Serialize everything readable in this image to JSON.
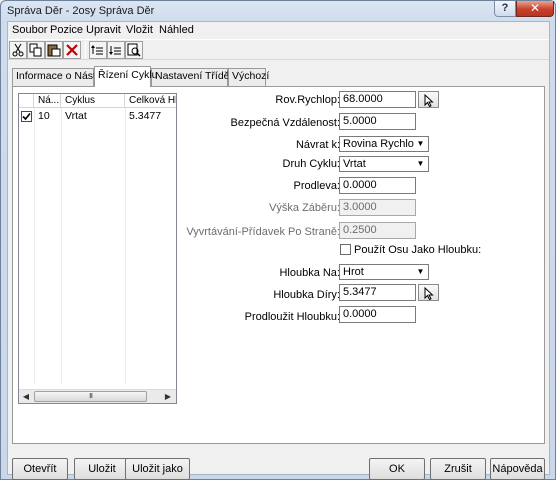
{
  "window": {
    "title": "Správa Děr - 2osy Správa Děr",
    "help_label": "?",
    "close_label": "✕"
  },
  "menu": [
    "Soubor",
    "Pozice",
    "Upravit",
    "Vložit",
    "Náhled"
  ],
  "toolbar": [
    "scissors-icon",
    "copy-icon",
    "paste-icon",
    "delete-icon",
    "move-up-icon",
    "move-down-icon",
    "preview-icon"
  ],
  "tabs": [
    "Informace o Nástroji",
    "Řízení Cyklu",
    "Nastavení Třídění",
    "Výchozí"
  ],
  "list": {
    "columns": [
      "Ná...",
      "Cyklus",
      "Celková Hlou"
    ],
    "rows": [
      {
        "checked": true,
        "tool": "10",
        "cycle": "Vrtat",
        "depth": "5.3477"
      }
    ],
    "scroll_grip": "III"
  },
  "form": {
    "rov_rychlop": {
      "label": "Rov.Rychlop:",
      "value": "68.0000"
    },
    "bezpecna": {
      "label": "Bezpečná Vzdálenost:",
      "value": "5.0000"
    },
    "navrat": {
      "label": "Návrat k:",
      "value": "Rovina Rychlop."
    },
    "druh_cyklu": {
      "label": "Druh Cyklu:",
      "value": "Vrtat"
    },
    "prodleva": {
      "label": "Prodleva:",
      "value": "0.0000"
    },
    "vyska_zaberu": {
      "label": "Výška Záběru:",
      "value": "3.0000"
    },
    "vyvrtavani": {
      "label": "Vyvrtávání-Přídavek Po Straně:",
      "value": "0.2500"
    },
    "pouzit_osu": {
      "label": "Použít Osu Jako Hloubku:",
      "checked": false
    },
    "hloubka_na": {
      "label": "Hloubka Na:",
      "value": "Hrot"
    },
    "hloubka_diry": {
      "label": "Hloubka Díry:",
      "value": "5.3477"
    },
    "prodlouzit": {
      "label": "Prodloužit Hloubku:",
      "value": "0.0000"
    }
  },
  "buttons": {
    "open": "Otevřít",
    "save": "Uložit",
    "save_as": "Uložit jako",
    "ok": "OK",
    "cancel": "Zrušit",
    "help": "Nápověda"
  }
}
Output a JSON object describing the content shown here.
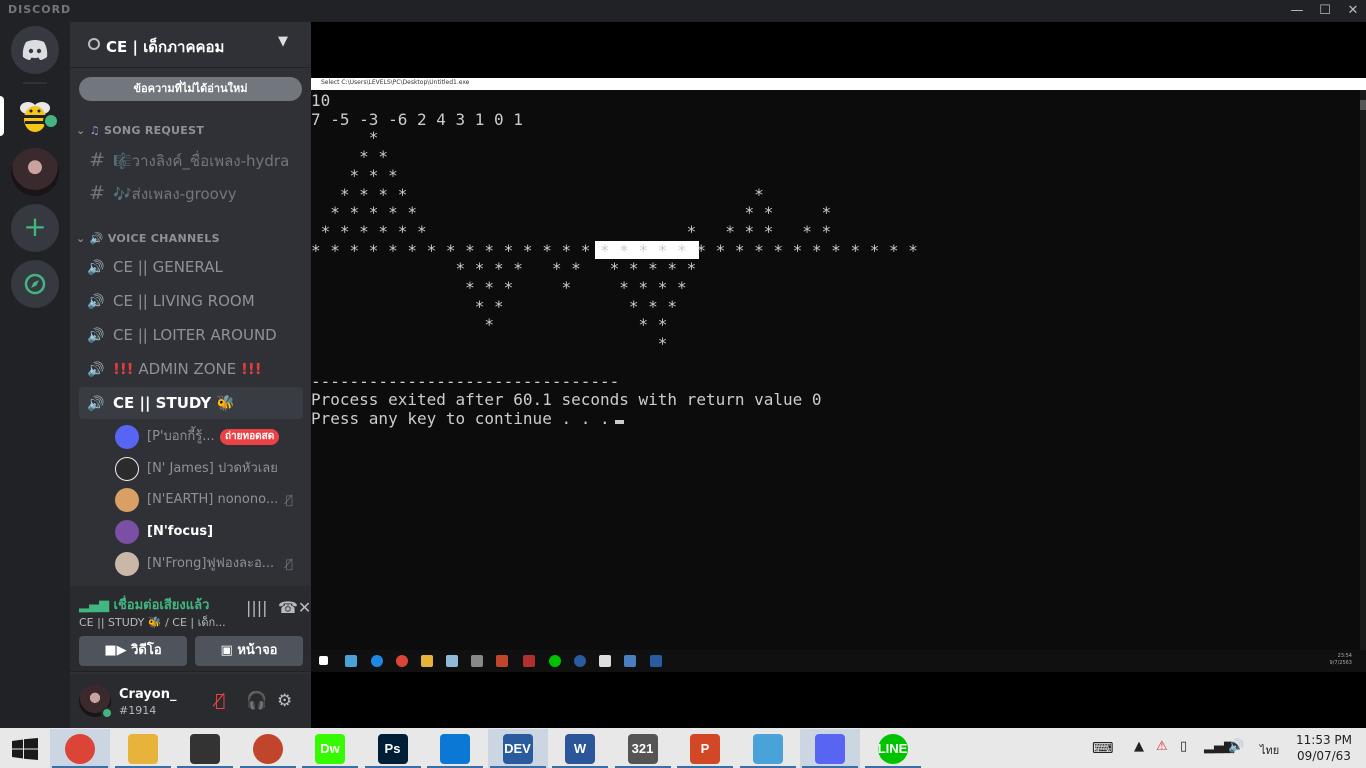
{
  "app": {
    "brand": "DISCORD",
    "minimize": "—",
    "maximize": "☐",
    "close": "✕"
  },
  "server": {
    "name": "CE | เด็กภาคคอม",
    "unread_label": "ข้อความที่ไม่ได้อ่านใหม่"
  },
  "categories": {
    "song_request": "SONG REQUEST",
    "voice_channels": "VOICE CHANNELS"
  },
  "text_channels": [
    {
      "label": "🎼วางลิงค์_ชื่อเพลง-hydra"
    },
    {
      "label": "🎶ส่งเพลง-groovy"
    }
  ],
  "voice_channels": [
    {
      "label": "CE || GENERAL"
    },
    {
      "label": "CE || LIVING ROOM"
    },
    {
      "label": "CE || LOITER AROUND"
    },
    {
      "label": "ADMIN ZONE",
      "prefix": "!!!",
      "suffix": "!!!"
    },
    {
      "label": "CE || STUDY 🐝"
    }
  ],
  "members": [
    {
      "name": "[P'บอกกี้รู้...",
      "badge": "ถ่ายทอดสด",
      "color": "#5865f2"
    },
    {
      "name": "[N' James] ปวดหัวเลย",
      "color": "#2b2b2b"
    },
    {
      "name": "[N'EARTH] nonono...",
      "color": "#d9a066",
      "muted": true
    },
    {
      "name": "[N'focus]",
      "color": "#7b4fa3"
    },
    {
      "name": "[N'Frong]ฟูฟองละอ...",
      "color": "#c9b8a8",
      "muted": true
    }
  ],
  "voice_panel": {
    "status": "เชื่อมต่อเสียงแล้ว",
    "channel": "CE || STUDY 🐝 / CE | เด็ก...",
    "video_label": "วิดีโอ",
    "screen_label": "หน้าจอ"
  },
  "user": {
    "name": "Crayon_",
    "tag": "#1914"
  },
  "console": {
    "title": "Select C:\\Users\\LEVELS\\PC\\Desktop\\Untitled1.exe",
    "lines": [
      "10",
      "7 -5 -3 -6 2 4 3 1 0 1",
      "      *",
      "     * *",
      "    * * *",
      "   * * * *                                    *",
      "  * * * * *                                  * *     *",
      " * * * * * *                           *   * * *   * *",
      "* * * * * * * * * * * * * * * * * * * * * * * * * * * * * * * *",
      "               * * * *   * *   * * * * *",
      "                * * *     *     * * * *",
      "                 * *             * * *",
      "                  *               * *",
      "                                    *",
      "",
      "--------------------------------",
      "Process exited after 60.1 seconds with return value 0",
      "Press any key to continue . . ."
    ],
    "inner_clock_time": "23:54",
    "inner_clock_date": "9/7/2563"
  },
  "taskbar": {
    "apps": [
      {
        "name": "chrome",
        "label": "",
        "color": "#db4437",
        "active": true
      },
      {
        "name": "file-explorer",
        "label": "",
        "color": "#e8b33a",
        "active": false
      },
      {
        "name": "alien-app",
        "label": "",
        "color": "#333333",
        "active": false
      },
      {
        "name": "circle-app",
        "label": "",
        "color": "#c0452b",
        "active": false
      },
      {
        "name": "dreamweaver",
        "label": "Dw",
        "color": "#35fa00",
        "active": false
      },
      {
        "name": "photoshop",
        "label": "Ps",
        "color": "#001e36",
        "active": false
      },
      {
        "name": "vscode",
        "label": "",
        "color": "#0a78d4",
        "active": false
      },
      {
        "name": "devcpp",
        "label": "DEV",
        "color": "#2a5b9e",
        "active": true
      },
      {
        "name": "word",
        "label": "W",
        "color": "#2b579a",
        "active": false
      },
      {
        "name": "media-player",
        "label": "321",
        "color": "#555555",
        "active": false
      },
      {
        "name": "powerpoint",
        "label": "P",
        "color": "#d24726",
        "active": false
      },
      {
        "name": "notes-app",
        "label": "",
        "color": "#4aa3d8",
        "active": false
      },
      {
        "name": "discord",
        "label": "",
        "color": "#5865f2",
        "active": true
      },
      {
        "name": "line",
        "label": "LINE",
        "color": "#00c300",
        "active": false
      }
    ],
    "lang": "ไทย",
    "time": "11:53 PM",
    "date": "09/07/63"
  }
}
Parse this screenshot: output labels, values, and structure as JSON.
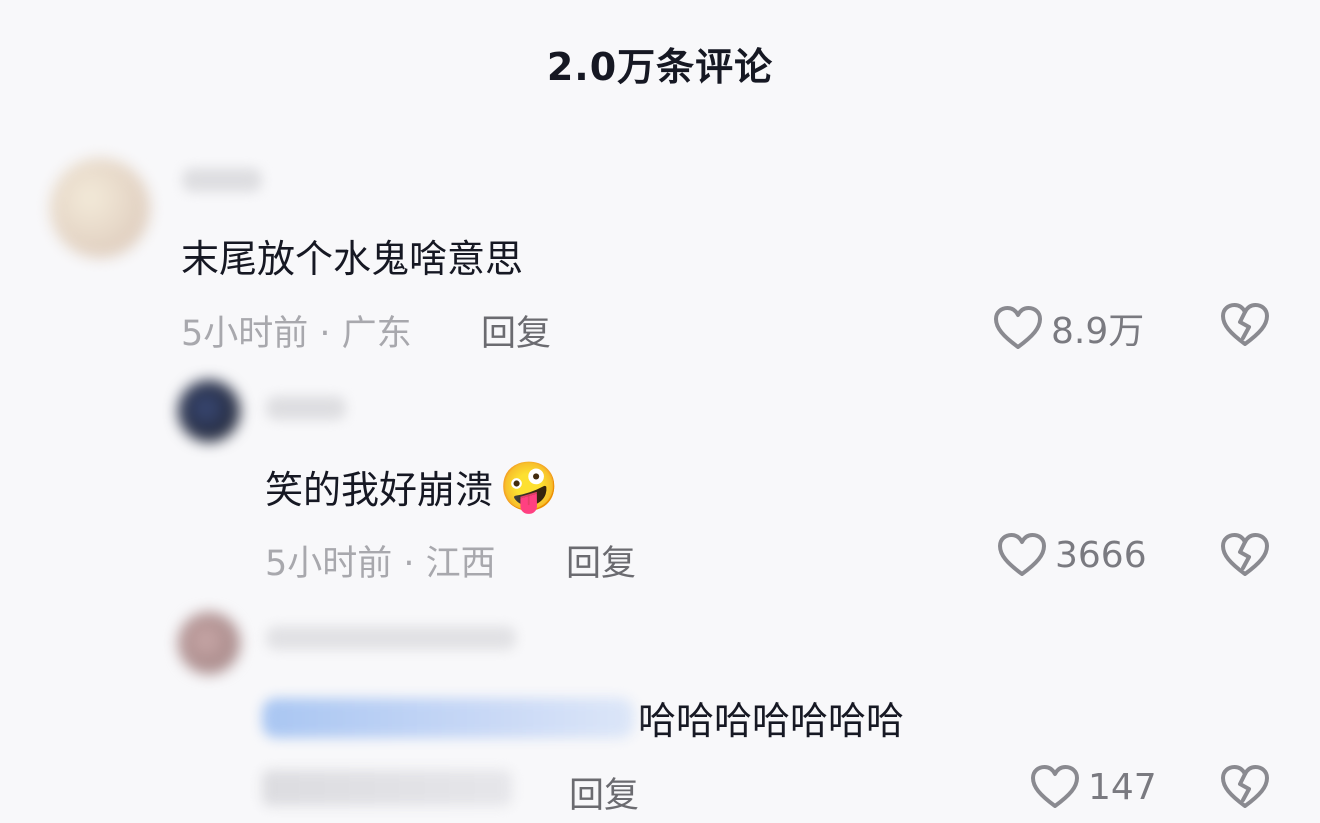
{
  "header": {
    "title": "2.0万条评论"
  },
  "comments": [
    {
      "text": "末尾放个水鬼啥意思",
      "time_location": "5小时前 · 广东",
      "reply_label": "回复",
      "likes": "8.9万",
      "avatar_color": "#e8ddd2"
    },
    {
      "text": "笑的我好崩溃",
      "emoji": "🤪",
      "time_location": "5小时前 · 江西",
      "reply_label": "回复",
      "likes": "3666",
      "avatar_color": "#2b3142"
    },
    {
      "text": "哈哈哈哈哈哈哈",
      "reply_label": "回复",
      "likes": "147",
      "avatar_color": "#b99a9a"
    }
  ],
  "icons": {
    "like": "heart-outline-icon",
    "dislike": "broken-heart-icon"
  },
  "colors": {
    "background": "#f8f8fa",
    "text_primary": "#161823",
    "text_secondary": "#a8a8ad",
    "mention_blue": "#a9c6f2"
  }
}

▶ **OBJECTIVE**: Quote the data above in full and without alteration; skip the pictures.

▶ **RESULT FOR THIS EXERCISE**:
Serialize everything readable in this image to JSON.
{
  "window": {
    "title": "Správa Děr - 2osy Správa Děr",
    "help_label": "?",
    "close_label": "✕"
  },
  "menu": [
    "Soubor",
    "Pozice",
    "Upravit",
    "Vložit",
    "Náhled"
  ],
  "toolbar": [
    "scissors-icon",
    "copy-icon",
    "paste-icon",
    "delete-icon",
    "move-up-icon",
    "move-down-icon",
    "preview-icon"
  ],
  "tabs": [
    "Informace o Nástroji",
    "Řízení Cyklu",
    "Nastavení Třídění",
    "Výchozí"
  ],
  "list": {
    "columns": [
      "Ná...",
      "Cyklus",
      "Celková Hlou"
    ],
    "rows": [
      {
        "checked": true,
        "tool": "10",
        "cycle": "Vrtat",
        "depth": "5.3477"
      }
    ],
    "scroll_grip": "III"
  },
  "form": {
    "rov_rychlop": {
      "label": "Rov.Rychlop:",
      "value": "68.0000"
    },
    "bezpecna": {
      "label": "Bezpečná Vzdálenost:",
      "value": "5.0000"
    },
    "navrat": {
      "label": "Návrat k:",
      "value": "Rovina Rychlop."
    },
    "druh_cyklu": {
      "label": "Druh Cyklu:",
      "value": "Vrtat"
    },
    "prodleva": {
      "label": "Prodleva:",
      "value": "0.0000"
    },
    "vyska_zaberu": {
      "label": "Výška Záběru:",
      "value": "3.0000"
    },
    "vyvrtavani": {
      "label": "Vyvrtávání-Přídavek Po Straně:",
      "value": "0.2500"
    },
    "pouzit_osu": {
      "label": "Použít Osu Jako Hloubku:",
      "checked": false
    },
    "hloubka_na": {
      "label": "Hloubka Na:",
      "value": "Hrot"
    },
    "hloubka_diry": {
      "label": "Hloubka Díry:",
      "value": "5.3477"
    },
    "prodlouzit": {
      "label": "Prodloužit Hloubku:",
      "value": "0.0000"
    }
  },
  "buttons": {
    "open": "Otevřít",
    "save": "Uložit",
    "save_as": "Uložit jako",
    "ok": "OK",
    "cancel": "Zrušit",
    "help": "Nápověda"
  }
}
Output a JSON object describing the content shown here.
{
  "app": {
    "brand": "DISCORD",
    "minimize": "—",
    "maximize": "☐",
    "close": "✕"
  },
  "server": {
    "name": "CE | เด็กภาคคอม",
    "unread_label": "ข้อความที่ไม่ได้อ่านใหม่"
  },
  "categories": {
    "song_request": "SONG REQUEST",
    "voice_channels": "VOICE CHANNELS"
  },
  "text_channels": [
    {
      "label": "🎼วางลิงค์_ชื่อเพลง-hydra"
    },
    {
      "label": "🎶ส่งเพลง-groovy"
    }
  ],
  "voice_channels": [
    {
      "label": "CE || GENERAL"
    },
    {
      "label": "CE || LIVING ROOM"
    },
    {
      "label": "CE || LOITER AROUND"
    },
    {
      "label": "ADMIN ZONE",
      "prefix": "!!!",
      "suffix": "!!!"
    },
    {
      "label": "CE || STUDY 🐝"
    }
  ],
  "members": [
    {
      "name": "[P'บอกกี้รู้...",
      "badge": "ถ่ายทอดสด",
      "color": "#5865f2"
    },
    {
      "name": "[N' James] ปวดหัวเลย",
      "color": "#2b2b2b"
    },
    {
      "name": "[N'EARTH] nonono...",
      "color": "#d9a066",
      "muted": true
    },
    {
      "name": "[N'focus]",
      "color": "#7b4fa3"
    },
    {
      "name": "[N'Frong]ฟูฟองละอ...",
      "color": "#c9b8a8",
      "muted": true
    }
  ],
  "voice_panel": {
    "status": "เชื่อมต่อเสียงแล้ว",
    "channel": "CE || STUDY 🐝 / CE | เด็ก...",
    "video_label": "วิดีโอ",
    "screen_label": "หน้าจอ"
  },
  "user": {
    "name": "Crayon_",
    "tag": "#1914"
  },
  "console": {
    "title": "Select C:\\Users\\LEVELS\\PC\\Desktop\\Untitled1.exe",
    "lines": [
      "10",
      "7 -5 -3 -6 2 4 3 1 0 1",
      "      *",
      "     * *",
      "    * * *",
      "   * * * *                                    *",
      "  * * * * *                                  * *     *",
      " * * * * * *                           *   * * *   * *",
      "* * * * * * * * * * * * * * * * * * * * * * * * * * * * * * * *",
      "               * * * *   * *   * * * * *",
      "                * * *     *     * * * *",
      "                 * *             * * *",
      "                  *               * *",
      "                                    *",
      "",
      "--------------------------------",
      "Process exited after 60.1 seconds with return value 0",
      "Press any key to continue . . ."
    ],
    "inner_clock_time": "23:54",
    "inner_clock_date": "9/7/2563"
  },
  "taskbar": {
    "apps": [
      {
        "name": "chrome",
        "label": "",
        "color": "#db4437",
        "active": true
      },
      {
        "name": "file-explorer",
        "label": "",
        "color": "#e8b33a",
        "active": false
      },
      {
        "name": "alien-app",
        "label": "",
        "color": "#333333",
        "active": false
      },
      {
        "name": "circle-app",
        "label": "",
        "color": "#c0452b",
        "active": false
      },
      {
        "name": "dreamweaver",
        "label": "Dw",
        "color": "#35fa00",
        "active": false
      },
      {
        "name": "photoshop",
        "label": "Ps",
        "color": "#001e36",
        "active": false
      },
      {
        "name": "vscode",
        "label": "",
        "color": "#0a78d4",
        "active": false
      },
      {
        "name": "devcpp",
        "label": "DEV",
        "color": "#2a5b9e",
        "active": true
      },
      {
        "name": "word",
        "label": "W",
        "color": "#2b579a",
        "active": false
      },
      {
        "name": "media-player",
        "label": "321",
        "color": "#555555",
        "active": false
      },
      {
        "name": "powerpoint",
        "label": "P",
        "color": "#d24726",
        "active": false
      },
      {
        "name": "notes-app",
        "label": "",
        "color": "#4aa3d8",
        "active": false
      },
      {
        "name": "discord",
        "label": "",
        "color": "#5865f2",
        "active": true
      },
      {
        "name": "line",
        "label": "LINE",
        "color": "#00c300",
        "active": false
      }
    ],
    "lang": "ไทย",
    "time": "11:53 PM",
    "date": "09/07/63"
  }
}
Parse this screenshot: output labels, values, and structure as JSON.
{
  "header": {
    "title": "2.0万条评论"
  },
  "comments": [
    {
      "text": "末尾放个水鬼啥意思",
      "time_location": "5小时前 · 广东",
      "reply_label": "回复",
      "likes": "8.9万",
      "avatar_color": "#e8ddd2"
    },
    {
      "text": "笑的我好崩溃",
      "emoji": "🤪",
      "time_location": "5小时前 · 江西",
      "reply_label": "回复",
      "likes": "3666",
      "avatar_color": "#2b3142"
    },
    {
      "text": "哈哈哈哈哈哈哈",
      "reply_label": "回复",
      "likes": "147",
      "avatar_color": "#b99a9a"
    }
  ],
  "icons": {
    "like": "heart-outline-icon",
    "dislike": "broken-heart-icon"
  },
  "colors": {
    "background": "#f8f8fa",
    "text_primary": "#161823",
    "text_secondary": "#a8a8ad",
    "mention_blue": "#a9c6f2"
  }
}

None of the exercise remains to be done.